> **Description of the task**: The entire listing is to be repeated verbatim.

## START

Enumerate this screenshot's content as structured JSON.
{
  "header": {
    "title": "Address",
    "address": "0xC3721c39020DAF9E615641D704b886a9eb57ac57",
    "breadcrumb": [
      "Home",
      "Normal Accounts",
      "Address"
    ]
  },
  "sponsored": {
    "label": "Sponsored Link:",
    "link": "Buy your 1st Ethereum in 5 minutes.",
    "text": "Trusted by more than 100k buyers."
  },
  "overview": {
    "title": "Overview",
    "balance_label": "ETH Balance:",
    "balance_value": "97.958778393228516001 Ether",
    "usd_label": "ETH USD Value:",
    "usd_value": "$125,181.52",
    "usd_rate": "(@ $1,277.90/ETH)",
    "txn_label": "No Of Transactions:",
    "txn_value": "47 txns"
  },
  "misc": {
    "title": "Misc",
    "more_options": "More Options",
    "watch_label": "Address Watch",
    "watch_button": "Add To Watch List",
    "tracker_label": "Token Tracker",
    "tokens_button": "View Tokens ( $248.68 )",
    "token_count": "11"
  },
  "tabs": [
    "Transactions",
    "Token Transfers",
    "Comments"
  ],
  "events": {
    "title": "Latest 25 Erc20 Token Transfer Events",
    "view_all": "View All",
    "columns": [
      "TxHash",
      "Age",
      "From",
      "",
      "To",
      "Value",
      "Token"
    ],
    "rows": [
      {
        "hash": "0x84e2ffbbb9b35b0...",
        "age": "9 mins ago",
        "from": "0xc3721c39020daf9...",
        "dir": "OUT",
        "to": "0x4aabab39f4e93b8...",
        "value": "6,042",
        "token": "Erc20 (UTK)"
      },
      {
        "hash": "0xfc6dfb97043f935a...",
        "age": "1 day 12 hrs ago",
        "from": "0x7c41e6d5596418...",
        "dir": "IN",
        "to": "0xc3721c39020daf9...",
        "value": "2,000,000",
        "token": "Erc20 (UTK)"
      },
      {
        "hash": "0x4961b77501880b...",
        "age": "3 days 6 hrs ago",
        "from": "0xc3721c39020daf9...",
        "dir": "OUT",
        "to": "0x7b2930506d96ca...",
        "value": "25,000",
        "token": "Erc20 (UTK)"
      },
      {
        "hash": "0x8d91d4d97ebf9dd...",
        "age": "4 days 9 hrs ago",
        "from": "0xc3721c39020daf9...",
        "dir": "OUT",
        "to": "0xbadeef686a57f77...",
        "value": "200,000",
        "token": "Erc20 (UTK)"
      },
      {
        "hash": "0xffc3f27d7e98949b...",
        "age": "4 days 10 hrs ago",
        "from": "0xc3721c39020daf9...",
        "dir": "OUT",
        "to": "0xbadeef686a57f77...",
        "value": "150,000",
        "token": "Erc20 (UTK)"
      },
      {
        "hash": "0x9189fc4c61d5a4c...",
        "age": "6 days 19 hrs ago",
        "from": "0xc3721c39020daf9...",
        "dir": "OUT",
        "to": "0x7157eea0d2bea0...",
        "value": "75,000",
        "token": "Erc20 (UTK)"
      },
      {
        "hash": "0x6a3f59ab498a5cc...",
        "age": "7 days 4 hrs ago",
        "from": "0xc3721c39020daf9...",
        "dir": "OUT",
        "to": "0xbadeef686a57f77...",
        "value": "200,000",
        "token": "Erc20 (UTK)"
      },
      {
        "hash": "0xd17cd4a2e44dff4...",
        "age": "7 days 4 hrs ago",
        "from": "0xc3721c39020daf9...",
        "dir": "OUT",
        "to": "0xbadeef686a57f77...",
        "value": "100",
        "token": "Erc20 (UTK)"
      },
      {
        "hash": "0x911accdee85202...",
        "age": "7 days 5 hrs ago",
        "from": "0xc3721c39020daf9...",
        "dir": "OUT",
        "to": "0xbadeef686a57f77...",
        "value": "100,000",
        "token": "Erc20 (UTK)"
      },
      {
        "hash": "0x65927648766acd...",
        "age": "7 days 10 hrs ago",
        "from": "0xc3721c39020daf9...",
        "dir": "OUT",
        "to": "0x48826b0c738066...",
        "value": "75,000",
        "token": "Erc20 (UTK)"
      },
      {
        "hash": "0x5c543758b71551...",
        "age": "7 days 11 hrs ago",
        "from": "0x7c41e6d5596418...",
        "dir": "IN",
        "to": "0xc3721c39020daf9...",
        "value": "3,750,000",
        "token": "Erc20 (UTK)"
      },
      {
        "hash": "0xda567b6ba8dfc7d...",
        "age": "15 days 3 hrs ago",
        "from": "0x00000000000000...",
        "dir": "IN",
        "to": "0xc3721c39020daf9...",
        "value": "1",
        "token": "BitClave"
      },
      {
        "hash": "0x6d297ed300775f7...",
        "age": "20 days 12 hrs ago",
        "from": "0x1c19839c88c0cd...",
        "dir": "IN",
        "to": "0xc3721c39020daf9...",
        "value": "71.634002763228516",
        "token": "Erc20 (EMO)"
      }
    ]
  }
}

## END

> **Answer for the task**:
Enumerate this screenshot's content as structured JSON.
{
  "header": {
    "title": "Address",
    "address": "0xC3721c39020DAF9E615641D704b886a9eb57ac57",
    "breadcrumb": [
      "Home",
      "Normal Accounts",
      "Address"
    ]
  },
  "sponsored": {
    "label": "Sponsored Link:",
    "link": "Buy your 1st Ethereum in 5 minutes.",
    "text": "Trusted by more than 100k buyers."
  },
  "overview": {
    "title": "Overview",
    "balance_label": "ETH Balance:",
    "balance_value": "97.958778393228516001 Ether",
    "usd_label": "ETH USD Value:",
    "usd_value": "$125,181.52",
    "usd_rate": "(@ $1,277.90/ETH)",
    "txn_label": "No Of Transactions:",
    "txn_value": "47 txns"
  },
  "misc": {
    "title": "Misc",
    "more_options": "More Options",
    "watch_label": "Address Watch",
    "watch_button": "Add To Watch List",
    "tracker_label": "Token Tracker",
    "tokens_button": "View Tokens ( $248.68 )",
    "token_count": "11"
  },
  "tabs": [
    "Transactions",
    "Token Transfers",
    "Comments"
  ],
  "events": {
    "title": "Latest 25 Erc20 Token Transfer Events",
    "view_all": "View All",
    "columns": [
      "TxHash",
      "Age",
      "From",
      "",
      "To",
      "Value",
      "Token"
    ],
    "rows": [
      {
        "hash": "0x84e2ffbbb9b35b0...",
        "age": "9 mins ago",
        "from": "0xc3721c39020daf9...",
        "dir": "OUT",
        "to": "0x4aabab39f4e93b8...",
        "value": "6,042",
        "token": "Erc20 (UTK)"
      },
      {
        "hash": "0xfc6dfb97043f935a...",
        "age": "1 day 12 hrs ago",
        "from": "0x7c41e6d5596418...",
        "dir": "IN",
        "to": "0xc3721c39020daf9...",
        "value": "2,000,000",
        "token": "Erc20 (UTK)"
      },
      {
        "hash": "0x4961b77501880b...",
        "age": "3 days 6 hrs ago",
        "from": "0xc3721c39020daf9...",
        "dir": "OUT",
        "to": "0x7b2930506d96ca...",
        "value": "25,000",
        "token": "Erc20 (UTK)"
      },
      {
        "hash": "0x8d91d4d97ebf9dd...",
        "age": "4 days 9 hrs ago",
        "from": "0xc3721c39020daf9...",
        "dir": "OUT",
        "to": "0xbadeef686a57f77...",
        "value": "200,000",
        "token": "Erc20 (UTK)"
      },
      {
        "hash": "0xffc3f27d7e98949b...",
        "age": "4 days 10 hrs ago",
        "from": "0xc3721c39020daf9...",
        "dir": "OUT",
        "to": "0xbadeef686a57f77...",
        "value": "150,000",
        "token": "Erc20 (UTK)"
      },
      {
        "hash": "0x9189fc4c61d5a4c...",
        "age": "6 days 19 hrs ago",
        "from": "0xc3721c39020daf9...",
        "dir": "OUT",
        "to": "0x7157eea0d2bea0...",
        "value": "75,000",
        "token": "Erc20 (UTK)"
      },
      {
        "hash": "0x6a3f59ab498a5cc...",
        "age": "7 days 4 hrs ago",
        "from": "0xc3721c39020daf9...",
        "dir": "OUT",
        "to": "0xbadeef686a57f77...",
        "value": "200,000",
        "token": "Erc20 (UTK)"
      },
      {
        "hash": "0xd17cd4a2e44dff4...",
        "age": "7 days 4 hrs ago",
        "from": "0xc3721c39020daf9...",
        "dir": "OUT",
        "to": "0xbadeef686a57f77...",
        "value": "100",
        "token": "Erc20 (UTK)"
      },
      {
        "hash": "0x911accdee85202...",
        "age": "7 days 5 hrs ago",
        "from": "0xc3721c39020daf9...",
        "dir": "OUT",
        "to": "0xbadeef686a57f77...",
        "value": "100,000",
        "token": "Erc20 (UTK)"
      },
      {
        "hash": "0x65927648766acd...",
        "age": "7 days 10 hrs ago",
        "from": "0xc3721c39020daf9...",
        "dir": "OUT",
        "to": "0x48826b0c738066...",
        "value": "75,000",
        "token": "Erc20 (UTK)"
      },
      {
        "hash": "0x5c543758b71551...",
        "age": "7 days 11 hrs ago",
        "from": "0x7c41e6d5596418...",
        "dir": "IN",
        "to": "0xc3721c39020daf9...",
        "value": "3,750,000",
        "token": "Erc20 (UTK)"
      },
      {
        "hash": "0xda567b6ba8dfc7d...",
        "age": "15 days 3 hrs ago",
        "from": "0x00000000000000...",
        "dir": "IN",
        "to": "0xc3721c39020daf9...",
        "value": "1",
        "token": "BitClave"
      },
      {
        "hash": "0x6d297ed300775f7...",
        "age": "20 days 12 hrs ago",
        "from": "0x1c19839c88c0cd...",
        "dir": "IN",
        "to": "0xc3721c39020daf9...",
        "value": "71.634002763228516",
        "token": "Erc20 (EMO)"
      }
    ]
  }
}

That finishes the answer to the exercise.